- _What to work on_
Output the data that follows exactly, line for line.

- _Data entries_
-------

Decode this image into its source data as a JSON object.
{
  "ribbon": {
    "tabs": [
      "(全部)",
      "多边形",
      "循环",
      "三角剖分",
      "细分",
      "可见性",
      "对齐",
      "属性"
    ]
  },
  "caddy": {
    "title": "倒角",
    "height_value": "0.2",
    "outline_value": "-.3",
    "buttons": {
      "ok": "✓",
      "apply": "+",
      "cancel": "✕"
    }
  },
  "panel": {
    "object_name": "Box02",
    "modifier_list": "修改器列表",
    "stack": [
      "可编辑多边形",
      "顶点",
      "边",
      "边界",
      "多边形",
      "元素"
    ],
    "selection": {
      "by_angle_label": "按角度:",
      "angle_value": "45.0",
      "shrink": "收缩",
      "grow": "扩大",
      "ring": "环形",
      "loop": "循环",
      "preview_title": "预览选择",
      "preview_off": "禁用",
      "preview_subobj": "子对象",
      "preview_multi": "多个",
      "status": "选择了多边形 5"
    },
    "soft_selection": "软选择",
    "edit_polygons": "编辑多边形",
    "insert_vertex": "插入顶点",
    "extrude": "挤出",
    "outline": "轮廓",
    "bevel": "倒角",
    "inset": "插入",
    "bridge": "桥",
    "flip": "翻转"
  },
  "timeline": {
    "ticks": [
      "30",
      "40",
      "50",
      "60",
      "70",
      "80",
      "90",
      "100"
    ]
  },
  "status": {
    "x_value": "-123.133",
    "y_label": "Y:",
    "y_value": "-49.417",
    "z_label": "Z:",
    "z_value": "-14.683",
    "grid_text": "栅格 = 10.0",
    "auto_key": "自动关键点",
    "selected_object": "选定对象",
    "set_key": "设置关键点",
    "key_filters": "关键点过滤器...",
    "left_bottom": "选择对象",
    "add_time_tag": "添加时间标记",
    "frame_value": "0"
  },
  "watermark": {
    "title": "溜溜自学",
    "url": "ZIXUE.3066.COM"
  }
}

-------

- _Correct response_
Decode this image into its source data as a JSON object.
{
  "ribbon": {
    "tabs": [
      "(全部)",
      "多边形",
      "循环",
      "三角剖分",
      "细分",
      "可见性",
      "对齐",
      "属性"
    ]
  },
  "caddy": {
    "title": "倒角",
    "height_value": "0.2",
    "outline_value": "-.3",
    "buttons": {
      "ok": "✓",
      "apply": "+",
      "cancel": "✕"
    }
  },
  "panel": {
    "object_name": "Box02",
    "modifier_list": "修改器列表",
    "stack": [
      "可编辑多边形",
      "顶点",
      "边",
      "边界",
      "多边形",
      "元素"
    ],
    "selection": {
      "by_angle_label": "按角度:",
      "angle_value": "45.0",
      "shrink": "收缩",
      "grow": "扩大",
      "ring": "环形",
      "loop": "循环",
      "preview_title": "预览选择",
      "preview_off": "禁用",
      "preview_subobj": "子对象",
      "preview_multi": "多个",
      "status": "选择了多边形 5"
    },
    "soft_selection": "软选择",
    "edit_polygons": "编辑多边形",
    "insert_vertex": "插入顶点",
    "extrude": "挤出",
    "outline": "轮廓",
    "bevel": "倒角",
    "inset": "插入",
    "bridge": "桥",
    "flip": "翻转"
  },
  "timeline": {
    "ticks": [
      "30",
      "40",
      "50",
      "60",
      "70",
      "80",
      "90",
      "100"
    ]
  },
  "status": {
    "x_value": "-123.133",
    "y_label": "Y:",
    "y_value": "-49.417",
    "z_label": "Z:",
    "z_value": "-14.683",
    "grid_text": "栅格 = 10.0",
    "auto_key": "自动关键点",
    "selected_object": "选定对象",
    "set_key": "设置关键点",
    "key_filters": "关键点过滤器...",
    "left_bottom": "选择对象",
    "add_time_tag": "添加时间标记",
    "frame_value": "0"
  },
  "watermark": {
    "title": "溜溜自学",
    "url": "ZIXUE.3066.COM"
  }
}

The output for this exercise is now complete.